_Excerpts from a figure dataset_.
• • •

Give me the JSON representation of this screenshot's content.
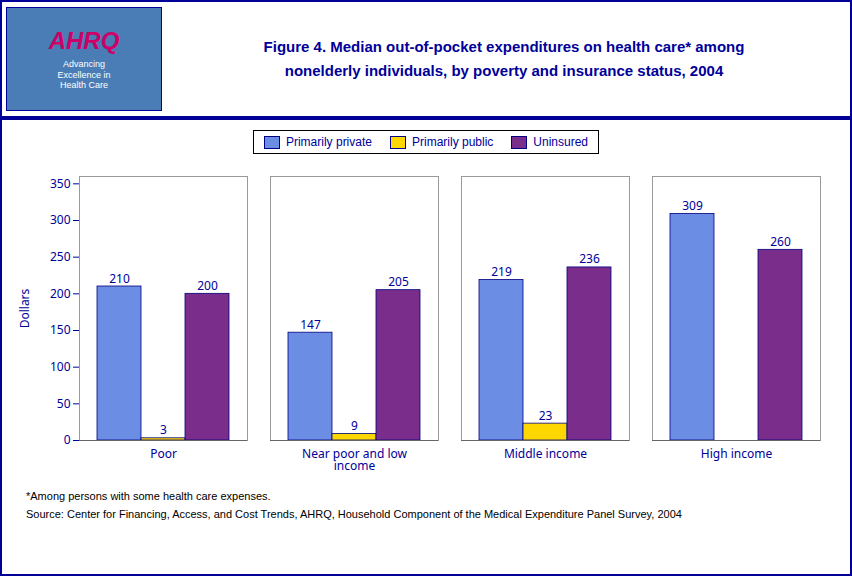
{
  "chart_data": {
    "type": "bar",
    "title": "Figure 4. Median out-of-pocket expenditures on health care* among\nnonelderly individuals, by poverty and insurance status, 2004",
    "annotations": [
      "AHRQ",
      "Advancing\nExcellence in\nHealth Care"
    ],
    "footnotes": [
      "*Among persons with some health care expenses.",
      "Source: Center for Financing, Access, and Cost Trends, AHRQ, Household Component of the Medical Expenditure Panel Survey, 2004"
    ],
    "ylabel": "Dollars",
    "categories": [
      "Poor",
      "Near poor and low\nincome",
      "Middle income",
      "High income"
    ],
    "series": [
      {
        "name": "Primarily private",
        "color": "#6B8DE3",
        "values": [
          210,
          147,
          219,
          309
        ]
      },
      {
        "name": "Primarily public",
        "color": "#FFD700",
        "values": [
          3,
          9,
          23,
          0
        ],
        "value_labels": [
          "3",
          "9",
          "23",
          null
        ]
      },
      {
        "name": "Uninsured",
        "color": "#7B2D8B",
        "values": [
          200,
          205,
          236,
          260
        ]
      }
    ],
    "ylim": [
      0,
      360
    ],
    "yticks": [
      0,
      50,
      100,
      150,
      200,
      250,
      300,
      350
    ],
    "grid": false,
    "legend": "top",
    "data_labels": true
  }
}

• • •

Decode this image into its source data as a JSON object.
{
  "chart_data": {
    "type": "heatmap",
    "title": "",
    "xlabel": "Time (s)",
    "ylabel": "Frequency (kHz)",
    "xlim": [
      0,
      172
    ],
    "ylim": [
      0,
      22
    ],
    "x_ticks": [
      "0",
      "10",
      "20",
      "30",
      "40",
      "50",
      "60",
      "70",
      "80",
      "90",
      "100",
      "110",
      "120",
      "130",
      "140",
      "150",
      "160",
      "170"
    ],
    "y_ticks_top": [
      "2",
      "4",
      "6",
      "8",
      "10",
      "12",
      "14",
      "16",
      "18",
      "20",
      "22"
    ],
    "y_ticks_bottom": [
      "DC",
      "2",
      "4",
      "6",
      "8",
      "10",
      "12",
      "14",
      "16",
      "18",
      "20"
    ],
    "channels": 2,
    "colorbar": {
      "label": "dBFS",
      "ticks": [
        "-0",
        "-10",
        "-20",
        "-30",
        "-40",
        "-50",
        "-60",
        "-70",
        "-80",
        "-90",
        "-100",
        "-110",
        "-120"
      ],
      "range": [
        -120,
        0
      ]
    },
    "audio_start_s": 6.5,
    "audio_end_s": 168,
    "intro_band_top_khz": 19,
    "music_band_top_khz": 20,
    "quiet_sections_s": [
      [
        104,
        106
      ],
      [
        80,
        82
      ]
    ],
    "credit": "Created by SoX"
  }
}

• • •

Look through the material above. Copy each line where the word "Primarily" appears.

        "name": "Primarily private",
        "name": "Primarily public",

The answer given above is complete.